## Objective
Some lines in the records below may hold the word "this"; give the number of those lines and nothing else.

## Rows
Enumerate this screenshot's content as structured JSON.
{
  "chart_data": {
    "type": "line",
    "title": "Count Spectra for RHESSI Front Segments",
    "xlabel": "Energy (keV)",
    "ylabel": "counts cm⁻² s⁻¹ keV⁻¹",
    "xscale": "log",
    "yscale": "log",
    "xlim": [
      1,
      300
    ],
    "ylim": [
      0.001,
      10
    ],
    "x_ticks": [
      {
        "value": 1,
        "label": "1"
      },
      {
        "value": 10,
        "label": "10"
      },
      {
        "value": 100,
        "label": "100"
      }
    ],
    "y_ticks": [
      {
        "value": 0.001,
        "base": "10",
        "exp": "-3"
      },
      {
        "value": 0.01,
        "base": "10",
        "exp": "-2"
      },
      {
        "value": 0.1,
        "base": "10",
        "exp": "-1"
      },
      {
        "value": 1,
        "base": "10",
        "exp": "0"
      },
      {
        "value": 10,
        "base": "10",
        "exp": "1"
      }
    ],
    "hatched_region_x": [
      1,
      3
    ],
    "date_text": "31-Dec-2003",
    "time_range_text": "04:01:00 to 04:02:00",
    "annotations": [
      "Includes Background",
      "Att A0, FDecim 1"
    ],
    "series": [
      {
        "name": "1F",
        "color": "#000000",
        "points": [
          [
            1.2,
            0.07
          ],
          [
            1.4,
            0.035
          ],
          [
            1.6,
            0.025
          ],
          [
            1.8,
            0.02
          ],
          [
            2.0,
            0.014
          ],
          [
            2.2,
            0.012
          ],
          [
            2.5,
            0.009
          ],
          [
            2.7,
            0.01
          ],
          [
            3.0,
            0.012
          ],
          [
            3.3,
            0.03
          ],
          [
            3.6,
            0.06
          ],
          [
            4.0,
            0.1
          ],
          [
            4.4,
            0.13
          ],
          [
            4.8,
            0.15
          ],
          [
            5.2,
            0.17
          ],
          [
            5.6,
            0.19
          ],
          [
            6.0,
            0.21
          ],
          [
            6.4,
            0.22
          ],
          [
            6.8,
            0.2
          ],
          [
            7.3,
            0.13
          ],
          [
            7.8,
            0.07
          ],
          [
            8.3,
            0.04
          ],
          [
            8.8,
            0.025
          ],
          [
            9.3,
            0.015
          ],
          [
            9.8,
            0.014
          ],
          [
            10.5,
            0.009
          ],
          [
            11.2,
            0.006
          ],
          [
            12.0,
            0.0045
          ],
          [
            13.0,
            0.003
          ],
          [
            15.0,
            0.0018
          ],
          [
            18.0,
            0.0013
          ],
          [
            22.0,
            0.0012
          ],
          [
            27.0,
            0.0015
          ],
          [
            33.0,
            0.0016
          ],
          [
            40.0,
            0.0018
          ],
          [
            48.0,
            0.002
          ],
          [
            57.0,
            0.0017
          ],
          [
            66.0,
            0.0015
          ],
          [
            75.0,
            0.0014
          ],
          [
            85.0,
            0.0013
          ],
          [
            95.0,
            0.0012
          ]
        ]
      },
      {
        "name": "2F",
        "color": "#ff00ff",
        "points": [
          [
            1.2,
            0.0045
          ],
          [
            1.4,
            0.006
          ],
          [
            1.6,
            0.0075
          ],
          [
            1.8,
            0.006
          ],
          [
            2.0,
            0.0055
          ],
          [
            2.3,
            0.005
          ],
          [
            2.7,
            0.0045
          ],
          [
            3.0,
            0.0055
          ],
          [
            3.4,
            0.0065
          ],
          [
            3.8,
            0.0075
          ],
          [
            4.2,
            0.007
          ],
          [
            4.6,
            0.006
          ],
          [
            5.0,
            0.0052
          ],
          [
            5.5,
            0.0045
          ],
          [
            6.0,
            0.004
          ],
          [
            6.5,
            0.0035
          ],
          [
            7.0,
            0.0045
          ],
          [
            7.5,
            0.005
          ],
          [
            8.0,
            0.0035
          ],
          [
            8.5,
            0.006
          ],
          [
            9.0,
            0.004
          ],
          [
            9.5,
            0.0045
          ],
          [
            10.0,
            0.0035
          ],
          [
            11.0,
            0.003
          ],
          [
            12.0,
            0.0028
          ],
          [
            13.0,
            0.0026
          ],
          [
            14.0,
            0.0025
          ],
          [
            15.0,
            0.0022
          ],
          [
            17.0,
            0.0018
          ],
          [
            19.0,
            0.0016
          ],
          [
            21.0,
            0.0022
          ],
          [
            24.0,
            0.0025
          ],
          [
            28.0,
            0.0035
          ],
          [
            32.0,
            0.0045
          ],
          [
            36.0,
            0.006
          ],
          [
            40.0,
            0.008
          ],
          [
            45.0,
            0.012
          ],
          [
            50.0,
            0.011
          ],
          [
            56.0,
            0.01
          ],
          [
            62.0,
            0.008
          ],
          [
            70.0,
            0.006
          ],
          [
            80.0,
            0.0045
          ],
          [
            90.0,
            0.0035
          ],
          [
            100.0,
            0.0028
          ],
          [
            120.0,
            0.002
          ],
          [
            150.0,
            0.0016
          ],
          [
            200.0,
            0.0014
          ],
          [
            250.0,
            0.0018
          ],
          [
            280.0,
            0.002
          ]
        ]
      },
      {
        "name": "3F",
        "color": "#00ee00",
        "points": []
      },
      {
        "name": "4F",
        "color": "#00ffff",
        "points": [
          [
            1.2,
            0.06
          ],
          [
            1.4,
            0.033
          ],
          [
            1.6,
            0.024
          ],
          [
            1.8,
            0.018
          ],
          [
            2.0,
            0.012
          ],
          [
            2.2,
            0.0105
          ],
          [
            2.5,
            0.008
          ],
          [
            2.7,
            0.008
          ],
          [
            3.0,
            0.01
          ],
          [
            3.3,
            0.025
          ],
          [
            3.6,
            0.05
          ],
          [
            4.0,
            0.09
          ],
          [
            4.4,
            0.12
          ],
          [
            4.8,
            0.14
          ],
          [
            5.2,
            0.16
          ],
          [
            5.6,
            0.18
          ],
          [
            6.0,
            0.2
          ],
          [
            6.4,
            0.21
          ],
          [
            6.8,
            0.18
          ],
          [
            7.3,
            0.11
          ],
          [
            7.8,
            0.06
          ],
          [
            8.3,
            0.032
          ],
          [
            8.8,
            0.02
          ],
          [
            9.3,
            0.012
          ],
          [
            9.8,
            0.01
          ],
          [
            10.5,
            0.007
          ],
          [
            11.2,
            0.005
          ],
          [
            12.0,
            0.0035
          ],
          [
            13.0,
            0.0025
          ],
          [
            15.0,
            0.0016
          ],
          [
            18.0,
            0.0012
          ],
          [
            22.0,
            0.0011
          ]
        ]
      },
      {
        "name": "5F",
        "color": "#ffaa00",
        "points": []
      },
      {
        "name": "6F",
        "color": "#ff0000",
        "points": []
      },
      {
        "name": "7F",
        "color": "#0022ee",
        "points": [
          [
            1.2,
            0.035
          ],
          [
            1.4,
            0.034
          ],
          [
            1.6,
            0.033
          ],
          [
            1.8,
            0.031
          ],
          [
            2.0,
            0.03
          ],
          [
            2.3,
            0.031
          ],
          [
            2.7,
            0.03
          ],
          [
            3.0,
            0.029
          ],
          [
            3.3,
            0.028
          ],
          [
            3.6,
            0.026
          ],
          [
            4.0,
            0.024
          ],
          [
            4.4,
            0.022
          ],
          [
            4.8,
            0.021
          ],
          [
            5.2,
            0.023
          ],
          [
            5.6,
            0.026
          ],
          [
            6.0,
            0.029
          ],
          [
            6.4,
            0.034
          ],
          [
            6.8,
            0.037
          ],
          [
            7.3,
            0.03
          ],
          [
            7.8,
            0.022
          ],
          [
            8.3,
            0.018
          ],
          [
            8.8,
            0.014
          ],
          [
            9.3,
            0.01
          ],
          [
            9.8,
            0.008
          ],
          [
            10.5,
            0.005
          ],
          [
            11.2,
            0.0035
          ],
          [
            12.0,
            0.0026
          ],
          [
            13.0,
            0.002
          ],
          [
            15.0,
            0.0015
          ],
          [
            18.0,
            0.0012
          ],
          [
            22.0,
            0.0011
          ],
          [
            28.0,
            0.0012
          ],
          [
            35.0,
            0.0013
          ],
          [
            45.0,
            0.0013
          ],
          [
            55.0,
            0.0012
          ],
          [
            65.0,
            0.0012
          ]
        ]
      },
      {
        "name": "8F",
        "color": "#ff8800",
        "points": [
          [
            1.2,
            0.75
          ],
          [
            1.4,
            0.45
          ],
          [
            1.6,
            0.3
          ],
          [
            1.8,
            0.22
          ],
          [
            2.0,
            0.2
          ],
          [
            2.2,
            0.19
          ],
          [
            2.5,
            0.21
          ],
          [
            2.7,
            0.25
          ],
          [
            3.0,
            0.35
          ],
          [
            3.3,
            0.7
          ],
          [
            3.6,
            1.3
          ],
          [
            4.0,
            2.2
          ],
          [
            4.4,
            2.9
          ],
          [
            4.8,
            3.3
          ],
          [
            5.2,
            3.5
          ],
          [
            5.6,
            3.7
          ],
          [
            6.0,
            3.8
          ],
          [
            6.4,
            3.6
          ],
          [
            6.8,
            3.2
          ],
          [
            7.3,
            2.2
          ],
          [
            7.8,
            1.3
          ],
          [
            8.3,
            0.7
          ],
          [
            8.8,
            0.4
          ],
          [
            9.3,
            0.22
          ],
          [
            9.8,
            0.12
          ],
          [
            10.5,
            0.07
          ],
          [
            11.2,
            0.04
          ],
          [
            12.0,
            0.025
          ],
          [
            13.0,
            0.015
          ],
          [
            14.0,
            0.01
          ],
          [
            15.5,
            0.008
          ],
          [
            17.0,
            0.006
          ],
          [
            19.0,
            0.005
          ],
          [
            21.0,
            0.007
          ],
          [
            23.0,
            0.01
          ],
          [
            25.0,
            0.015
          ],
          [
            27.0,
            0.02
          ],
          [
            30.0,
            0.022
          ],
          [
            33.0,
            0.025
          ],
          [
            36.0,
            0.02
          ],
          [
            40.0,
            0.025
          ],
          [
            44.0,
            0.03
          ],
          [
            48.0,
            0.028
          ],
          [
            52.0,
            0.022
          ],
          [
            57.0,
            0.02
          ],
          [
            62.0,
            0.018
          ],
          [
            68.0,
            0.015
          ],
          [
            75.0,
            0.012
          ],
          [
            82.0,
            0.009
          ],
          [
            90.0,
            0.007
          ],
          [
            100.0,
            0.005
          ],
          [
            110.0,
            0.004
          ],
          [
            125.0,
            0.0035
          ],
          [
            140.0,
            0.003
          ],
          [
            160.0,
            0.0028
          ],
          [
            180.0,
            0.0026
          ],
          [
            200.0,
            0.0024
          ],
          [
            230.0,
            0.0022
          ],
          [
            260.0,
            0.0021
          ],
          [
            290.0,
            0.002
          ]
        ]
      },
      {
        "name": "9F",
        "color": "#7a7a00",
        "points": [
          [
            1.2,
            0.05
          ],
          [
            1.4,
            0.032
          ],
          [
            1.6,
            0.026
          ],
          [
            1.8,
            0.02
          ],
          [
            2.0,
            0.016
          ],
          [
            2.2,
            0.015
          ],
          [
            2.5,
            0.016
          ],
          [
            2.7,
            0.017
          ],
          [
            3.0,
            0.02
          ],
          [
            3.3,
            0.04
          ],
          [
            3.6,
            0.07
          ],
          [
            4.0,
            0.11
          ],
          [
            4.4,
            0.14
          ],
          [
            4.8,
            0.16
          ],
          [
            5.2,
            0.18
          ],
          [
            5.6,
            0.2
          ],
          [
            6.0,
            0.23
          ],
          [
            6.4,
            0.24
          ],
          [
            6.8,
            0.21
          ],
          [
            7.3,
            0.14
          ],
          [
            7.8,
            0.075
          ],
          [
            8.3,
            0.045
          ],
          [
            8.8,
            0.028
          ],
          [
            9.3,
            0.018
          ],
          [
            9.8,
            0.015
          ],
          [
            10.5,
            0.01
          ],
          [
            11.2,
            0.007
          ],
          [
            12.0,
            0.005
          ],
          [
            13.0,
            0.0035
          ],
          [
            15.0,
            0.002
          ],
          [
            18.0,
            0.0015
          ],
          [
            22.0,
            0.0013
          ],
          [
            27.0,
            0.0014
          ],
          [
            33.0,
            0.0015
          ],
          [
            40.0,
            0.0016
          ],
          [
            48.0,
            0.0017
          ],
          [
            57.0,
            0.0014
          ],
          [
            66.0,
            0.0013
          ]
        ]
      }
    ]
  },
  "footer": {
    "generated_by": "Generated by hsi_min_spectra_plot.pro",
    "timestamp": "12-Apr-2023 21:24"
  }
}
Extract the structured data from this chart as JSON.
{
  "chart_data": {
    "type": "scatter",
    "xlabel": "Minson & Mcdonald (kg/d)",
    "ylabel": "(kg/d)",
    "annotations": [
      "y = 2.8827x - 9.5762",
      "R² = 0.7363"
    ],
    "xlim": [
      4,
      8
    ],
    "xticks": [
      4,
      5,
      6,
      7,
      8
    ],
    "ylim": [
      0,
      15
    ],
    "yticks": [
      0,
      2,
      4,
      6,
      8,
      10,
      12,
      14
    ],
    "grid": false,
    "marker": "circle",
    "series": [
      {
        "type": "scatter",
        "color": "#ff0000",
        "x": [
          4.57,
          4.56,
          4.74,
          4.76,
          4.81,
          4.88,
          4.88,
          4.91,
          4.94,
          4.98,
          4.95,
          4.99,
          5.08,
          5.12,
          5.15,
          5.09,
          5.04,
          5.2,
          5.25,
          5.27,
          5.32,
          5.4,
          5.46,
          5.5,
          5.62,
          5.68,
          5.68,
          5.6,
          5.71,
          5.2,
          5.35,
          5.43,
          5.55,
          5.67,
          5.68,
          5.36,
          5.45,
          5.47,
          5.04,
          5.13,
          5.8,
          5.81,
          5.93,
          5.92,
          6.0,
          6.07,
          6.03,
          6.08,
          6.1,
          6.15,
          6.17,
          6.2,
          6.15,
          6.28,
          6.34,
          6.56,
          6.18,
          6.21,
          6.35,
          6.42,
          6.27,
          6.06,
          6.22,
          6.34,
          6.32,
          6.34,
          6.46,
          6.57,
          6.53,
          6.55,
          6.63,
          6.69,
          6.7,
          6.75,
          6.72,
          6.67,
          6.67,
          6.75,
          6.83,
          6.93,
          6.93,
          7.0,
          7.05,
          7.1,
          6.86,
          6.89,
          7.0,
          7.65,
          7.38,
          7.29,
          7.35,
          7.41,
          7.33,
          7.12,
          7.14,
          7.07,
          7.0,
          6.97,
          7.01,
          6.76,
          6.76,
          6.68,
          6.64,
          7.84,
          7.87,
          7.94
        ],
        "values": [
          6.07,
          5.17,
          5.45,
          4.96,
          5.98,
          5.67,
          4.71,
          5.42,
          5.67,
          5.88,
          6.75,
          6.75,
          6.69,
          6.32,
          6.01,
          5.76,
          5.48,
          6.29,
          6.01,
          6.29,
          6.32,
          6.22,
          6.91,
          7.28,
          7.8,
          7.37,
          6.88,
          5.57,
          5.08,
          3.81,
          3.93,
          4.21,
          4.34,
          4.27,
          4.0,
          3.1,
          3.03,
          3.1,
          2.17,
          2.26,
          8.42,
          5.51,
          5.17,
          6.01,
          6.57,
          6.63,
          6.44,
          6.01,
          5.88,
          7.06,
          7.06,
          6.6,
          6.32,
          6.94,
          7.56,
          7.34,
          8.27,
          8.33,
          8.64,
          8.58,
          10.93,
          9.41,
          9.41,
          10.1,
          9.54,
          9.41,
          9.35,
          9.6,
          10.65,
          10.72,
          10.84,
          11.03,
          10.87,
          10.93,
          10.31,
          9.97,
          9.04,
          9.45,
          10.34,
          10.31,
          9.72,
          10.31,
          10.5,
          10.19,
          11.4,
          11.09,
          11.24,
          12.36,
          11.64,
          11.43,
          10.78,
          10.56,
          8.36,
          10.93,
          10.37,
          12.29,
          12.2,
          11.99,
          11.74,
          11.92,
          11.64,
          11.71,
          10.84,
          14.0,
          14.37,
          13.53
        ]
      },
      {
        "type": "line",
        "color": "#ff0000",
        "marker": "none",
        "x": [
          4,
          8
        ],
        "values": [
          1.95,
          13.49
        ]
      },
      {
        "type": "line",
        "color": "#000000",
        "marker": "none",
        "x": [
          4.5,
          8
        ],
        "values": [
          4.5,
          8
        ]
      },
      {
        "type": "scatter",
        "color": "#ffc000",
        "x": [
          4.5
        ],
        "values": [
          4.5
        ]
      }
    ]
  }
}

## Exercise result
2